* [Aim]:
Tally the lines holding "page" and state only that figure.

* [Supplied records]:
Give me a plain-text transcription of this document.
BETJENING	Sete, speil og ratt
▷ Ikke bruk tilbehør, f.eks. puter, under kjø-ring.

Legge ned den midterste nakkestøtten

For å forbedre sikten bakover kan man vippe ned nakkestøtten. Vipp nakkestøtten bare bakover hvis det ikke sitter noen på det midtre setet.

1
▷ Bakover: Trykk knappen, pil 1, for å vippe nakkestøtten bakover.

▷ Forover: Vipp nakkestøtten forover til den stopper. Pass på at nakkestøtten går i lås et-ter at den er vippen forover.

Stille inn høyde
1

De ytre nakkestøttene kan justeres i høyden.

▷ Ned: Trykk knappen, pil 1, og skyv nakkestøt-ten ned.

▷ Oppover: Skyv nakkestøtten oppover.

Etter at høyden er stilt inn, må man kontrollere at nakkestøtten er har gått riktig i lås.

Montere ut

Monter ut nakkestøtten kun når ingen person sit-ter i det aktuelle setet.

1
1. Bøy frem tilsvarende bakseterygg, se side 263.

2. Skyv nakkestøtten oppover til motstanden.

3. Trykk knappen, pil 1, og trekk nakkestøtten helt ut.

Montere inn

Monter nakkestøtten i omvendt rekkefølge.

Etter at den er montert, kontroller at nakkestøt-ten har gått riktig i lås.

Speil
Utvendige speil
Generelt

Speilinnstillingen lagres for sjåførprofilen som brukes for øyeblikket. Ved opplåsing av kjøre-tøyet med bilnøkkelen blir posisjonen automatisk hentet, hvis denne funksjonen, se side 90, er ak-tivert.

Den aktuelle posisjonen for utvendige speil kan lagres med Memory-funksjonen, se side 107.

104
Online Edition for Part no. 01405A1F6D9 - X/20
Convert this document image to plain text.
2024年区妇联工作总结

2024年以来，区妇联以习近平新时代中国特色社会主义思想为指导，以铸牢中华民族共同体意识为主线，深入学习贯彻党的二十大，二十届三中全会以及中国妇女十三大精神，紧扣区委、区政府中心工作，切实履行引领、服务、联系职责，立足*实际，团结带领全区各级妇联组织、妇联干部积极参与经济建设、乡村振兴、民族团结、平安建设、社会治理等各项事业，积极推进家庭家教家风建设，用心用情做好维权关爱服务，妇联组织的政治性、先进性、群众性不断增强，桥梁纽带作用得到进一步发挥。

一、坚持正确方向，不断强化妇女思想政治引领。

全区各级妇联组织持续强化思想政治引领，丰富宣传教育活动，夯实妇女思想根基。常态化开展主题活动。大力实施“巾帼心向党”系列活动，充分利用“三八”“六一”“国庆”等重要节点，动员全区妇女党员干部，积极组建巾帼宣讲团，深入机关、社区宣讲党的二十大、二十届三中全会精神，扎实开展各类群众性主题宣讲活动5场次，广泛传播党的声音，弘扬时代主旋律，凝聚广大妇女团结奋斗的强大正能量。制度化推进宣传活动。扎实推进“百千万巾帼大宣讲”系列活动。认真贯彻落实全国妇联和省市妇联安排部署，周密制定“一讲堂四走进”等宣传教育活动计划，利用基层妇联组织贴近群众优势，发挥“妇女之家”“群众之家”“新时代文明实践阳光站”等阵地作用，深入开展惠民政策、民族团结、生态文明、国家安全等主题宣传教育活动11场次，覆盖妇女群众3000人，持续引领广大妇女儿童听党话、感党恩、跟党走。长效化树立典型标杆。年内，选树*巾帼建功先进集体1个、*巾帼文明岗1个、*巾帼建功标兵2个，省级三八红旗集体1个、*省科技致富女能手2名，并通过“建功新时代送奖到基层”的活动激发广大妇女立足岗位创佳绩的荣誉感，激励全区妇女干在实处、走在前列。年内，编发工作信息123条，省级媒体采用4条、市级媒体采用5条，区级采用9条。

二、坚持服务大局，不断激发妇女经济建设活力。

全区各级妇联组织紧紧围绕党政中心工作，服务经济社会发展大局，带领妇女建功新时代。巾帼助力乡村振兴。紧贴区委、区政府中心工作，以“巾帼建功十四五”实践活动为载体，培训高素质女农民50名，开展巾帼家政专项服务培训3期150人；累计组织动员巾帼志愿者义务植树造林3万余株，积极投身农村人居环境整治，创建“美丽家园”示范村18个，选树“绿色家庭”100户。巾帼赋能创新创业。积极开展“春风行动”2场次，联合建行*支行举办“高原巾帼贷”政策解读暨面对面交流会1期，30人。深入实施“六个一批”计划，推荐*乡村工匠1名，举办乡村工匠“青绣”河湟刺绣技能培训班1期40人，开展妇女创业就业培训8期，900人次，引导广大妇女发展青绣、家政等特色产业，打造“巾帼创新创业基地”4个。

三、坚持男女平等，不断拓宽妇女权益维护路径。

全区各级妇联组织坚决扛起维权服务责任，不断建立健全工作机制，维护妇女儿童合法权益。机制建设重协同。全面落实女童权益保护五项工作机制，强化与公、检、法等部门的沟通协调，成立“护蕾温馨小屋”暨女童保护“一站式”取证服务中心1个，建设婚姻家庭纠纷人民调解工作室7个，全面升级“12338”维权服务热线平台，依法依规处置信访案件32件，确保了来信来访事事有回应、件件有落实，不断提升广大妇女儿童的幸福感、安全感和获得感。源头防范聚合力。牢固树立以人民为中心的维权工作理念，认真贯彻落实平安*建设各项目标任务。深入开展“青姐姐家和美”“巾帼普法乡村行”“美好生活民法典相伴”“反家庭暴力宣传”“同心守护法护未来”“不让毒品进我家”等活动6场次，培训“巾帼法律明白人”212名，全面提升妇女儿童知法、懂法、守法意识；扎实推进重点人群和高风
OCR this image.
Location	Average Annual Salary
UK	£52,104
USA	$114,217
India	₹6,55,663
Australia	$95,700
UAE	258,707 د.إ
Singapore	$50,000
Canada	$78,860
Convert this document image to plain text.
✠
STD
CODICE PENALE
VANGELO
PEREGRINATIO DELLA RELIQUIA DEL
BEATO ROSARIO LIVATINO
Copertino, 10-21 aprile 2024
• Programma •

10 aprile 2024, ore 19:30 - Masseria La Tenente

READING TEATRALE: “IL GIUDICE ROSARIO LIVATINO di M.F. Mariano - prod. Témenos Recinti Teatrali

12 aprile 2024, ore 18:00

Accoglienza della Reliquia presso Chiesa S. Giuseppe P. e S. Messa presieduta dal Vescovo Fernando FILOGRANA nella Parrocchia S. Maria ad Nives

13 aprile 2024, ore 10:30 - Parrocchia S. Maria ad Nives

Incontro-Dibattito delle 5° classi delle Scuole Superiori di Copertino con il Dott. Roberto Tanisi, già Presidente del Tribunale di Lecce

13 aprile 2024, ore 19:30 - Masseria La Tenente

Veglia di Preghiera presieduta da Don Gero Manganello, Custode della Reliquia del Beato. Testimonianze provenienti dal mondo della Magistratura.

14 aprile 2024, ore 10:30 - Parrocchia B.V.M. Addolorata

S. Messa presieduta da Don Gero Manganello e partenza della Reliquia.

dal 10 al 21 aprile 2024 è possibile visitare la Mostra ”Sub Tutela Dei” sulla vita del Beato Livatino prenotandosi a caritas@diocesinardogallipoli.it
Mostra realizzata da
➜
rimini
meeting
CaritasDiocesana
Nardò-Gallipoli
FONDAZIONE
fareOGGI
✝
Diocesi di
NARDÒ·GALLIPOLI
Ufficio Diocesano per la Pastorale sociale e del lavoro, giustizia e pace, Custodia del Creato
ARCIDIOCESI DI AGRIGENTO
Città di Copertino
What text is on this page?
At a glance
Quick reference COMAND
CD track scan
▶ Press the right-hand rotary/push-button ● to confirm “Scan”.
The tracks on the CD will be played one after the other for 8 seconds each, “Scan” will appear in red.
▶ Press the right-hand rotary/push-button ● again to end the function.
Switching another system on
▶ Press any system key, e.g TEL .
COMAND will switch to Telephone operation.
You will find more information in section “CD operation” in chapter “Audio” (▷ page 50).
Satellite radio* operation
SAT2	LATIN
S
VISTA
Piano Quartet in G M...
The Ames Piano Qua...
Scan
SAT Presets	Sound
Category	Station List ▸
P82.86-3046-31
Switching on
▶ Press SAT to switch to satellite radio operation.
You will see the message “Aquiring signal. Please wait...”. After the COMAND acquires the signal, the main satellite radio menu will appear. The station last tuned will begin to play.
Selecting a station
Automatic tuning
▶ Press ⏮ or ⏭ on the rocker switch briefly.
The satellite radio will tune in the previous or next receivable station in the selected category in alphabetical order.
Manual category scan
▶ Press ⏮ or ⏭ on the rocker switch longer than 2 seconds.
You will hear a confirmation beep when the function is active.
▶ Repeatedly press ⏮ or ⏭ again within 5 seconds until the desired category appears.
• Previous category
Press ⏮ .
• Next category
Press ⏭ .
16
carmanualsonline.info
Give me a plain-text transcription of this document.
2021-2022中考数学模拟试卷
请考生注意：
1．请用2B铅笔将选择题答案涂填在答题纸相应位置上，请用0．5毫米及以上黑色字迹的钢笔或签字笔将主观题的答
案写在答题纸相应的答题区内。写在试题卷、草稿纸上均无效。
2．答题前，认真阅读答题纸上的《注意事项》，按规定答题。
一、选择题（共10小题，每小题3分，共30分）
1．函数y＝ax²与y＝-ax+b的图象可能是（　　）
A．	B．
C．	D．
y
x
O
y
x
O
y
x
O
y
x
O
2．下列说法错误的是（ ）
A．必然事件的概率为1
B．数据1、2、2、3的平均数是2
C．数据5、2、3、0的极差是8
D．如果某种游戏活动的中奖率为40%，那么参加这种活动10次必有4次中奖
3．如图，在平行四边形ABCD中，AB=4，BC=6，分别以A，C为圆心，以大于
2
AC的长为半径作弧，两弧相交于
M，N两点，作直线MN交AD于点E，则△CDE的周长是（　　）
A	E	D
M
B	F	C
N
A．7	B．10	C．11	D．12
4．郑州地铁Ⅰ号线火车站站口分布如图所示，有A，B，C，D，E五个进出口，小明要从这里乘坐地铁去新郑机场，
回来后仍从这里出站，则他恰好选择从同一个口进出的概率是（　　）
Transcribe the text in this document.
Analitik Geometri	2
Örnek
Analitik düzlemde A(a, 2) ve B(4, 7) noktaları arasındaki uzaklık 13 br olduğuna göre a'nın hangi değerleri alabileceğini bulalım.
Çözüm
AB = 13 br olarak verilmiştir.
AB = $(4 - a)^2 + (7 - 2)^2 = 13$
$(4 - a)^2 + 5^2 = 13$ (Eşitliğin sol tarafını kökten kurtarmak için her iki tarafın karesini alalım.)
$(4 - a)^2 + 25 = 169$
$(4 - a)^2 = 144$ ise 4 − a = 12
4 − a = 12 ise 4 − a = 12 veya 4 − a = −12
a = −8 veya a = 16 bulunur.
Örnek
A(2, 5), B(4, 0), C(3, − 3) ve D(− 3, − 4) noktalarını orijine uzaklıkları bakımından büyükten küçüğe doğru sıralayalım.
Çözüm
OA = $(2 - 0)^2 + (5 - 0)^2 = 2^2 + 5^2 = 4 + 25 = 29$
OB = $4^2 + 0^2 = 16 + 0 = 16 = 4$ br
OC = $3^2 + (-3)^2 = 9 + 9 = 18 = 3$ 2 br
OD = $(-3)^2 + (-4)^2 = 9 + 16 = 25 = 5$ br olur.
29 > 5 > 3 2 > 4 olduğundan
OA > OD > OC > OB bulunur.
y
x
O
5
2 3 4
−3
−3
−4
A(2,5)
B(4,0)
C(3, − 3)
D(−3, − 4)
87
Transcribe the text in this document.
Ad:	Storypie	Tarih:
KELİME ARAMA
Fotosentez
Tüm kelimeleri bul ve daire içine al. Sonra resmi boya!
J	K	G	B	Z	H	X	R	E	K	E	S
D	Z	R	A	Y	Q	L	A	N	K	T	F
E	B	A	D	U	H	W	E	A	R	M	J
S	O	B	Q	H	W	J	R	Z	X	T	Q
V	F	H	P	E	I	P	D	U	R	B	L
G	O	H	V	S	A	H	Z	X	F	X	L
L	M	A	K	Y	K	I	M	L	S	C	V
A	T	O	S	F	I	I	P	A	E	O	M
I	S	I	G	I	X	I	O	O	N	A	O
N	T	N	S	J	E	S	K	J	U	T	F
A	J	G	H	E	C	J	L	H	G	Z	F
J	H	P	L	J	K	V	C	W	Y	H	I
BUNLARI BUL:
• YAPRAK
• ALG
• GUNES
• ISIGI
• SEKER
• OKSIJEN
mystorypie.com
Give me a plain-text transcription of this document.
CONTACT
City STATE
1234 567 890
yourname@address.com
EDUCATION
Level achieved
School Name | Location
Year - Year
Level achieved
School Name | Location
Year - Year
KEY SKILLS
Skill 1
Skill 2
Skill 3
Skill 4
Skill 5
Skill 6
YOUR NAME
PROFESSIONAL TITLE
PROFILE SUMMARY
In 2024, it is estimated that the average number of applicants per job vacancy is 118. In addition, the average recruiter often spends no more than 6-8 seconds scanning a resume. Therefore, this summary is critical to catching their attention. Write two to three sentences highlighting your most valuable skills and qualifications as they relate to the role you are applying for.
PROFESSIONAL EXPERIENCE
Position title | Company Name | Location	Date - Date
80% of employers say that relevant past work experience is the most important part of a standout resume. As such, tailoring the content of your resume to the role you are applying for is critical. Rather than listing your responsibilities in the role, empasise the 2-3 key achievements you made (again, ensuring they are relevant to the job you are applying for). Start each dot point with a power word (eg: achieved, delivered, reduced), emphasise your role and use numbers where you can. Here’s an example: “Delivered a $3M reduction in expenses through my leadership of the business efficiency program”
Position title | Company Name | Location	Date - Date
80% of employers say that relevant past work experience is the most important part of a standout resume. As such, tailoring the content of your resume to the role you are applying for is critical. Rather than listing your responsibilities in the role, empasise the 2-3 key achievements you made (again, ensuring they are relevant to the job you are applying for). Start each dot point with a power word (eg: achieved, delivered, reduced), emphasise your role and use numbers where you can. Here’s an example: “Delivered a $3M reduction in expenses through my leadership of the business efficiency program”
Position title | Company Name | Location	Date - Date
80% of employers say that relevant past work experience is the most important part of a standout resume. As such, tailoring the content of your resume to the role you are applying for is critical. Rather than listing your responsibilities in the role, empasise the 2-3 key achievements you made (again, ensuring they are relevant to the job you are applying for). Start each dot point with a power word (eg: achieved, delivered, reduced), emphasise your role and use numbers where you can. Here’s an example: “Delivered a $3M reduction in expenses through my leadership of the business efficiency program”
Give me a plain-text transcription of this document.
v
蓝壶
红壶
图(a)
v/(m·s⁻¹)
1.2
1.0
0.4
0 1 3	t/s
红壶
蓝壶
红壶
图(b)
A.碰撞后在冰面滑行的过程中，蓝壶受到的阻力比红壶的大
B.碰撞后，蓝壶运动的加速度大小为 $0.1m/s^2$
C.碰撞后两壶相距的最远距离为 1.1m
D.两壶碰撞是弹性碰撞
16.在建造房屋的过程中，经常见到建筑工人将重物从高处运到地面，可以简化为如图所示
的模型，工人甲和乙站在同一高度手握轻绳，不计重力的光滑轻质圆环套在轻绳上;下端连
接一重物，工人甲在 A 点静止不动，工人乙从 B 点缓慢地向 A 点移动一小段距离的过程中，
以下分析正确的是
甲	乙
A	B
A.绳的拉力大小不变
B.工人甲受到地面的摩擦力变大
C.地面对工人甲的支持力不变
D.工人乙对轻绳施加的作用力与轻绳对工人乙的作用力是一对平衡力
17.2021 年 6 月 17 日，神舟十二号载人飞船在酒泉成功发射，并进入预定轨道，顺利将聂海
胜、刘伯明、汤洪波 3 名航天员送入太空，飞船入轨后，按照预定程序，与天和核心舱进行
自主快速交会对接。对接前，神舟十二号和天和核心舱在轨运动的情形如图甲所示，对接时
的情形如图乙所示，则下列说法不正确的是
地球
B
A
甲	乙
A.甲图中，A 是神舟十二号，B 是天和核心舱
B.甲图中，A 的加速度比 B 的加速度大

* [Full output]:
2